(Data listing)
(begin)

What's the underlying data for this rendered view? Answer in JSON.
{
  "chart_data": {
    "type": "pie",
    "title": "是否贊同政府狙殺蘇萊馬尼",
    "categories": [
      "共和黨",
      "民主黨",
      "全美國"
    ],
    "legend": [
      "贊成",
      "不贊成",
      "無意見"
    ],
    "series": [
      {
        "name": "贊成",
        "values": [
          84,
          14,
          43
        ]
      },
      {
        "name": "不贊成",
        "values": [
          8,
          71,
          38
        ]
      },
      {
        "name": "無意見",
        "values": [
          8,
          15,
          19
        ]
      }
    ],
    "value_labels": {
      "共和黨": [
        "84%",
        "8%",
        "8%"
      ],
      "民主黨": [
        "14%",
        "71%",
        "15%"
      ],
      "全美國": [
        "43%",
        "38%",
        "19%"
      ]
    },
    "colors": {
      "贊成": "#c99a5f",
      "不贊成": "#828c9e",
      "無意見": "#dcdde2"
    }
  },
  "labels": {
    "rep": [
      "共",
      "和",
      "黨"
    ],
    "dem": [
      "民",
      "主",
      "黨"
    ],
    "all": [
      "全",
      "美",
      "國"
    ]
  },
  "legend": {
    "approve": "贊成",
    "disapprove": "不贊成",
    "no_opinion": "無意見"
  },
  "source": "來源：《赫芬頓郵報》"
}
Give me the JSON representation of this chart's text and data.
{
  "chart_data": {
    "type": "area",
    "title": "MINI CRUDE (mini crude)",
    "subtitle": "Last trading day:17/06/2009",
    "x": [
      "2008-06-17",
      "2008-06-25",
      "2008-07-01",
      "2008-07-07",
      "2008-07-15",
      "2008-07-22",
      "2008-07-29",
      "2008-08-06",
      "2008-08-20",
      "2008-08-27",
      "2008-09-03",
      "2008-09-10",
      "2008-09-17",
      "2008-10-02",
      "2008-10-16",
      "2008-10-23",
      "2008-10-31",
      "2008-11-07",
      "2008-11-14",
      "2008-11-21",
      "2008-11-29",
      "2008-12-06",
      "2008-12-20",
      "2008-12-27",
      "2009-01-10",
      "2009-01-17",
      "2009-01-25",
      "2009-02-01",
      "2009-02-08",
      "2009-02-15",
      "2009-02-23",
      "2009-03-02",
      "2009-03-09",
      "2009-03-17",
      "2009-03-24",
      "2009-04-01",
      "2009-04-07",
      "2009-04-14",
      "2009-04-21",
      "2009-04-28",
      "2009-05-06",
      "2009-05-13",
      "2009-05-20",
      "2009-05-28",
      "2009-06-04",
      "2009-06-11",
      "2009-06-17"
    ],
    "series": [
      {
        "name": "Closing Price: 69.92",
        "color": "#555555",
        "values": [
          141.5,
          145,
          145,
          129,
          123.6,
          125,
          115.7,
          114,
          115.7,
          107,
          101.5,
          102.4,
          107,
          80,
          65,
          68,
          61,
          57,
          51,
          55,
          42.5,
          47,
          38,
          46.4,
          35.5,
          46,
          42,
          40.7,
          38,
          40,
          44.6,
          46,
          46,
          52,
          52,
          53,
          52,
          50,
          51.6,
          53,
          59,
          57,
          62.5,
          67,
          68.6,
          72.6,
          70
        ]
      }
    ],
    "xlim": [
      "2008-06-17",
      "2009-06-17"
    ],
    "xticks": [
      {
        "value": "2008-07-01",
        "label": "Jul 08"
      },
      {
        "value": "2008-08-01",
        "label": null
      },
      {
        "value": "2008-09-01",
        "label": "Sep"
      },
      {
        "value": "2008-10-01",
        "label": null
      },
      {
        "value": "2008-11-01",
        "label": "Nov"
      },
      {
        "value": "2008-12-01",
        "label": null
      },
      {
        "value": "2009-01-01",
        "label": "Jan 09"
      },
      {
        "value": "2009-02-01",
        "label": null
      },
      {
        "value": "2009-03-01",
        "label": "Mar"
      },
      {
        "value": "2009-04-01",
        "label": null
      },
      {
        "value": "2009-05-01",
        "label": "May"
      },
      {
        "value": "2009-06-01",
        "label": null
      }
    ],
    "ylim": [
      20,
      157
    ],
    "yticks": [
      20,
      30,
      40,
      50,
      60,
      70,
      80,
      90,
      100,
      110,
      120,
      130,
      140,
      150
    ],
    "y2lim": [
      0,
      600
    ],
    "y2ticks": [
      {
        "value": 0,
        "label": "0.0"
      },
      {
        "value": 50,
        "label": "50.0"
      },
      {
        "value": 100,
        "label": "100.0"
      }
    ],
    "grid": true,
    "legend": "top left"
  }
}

(end)

◆ **Exercise requirements**: All lines in the data that contain the word "JSON" should be copied.

◆ **Output of the exercise**:
What's the underlying data for this rendered view? Answer in JSON.
Give me the JSON representation of this chart's text and data.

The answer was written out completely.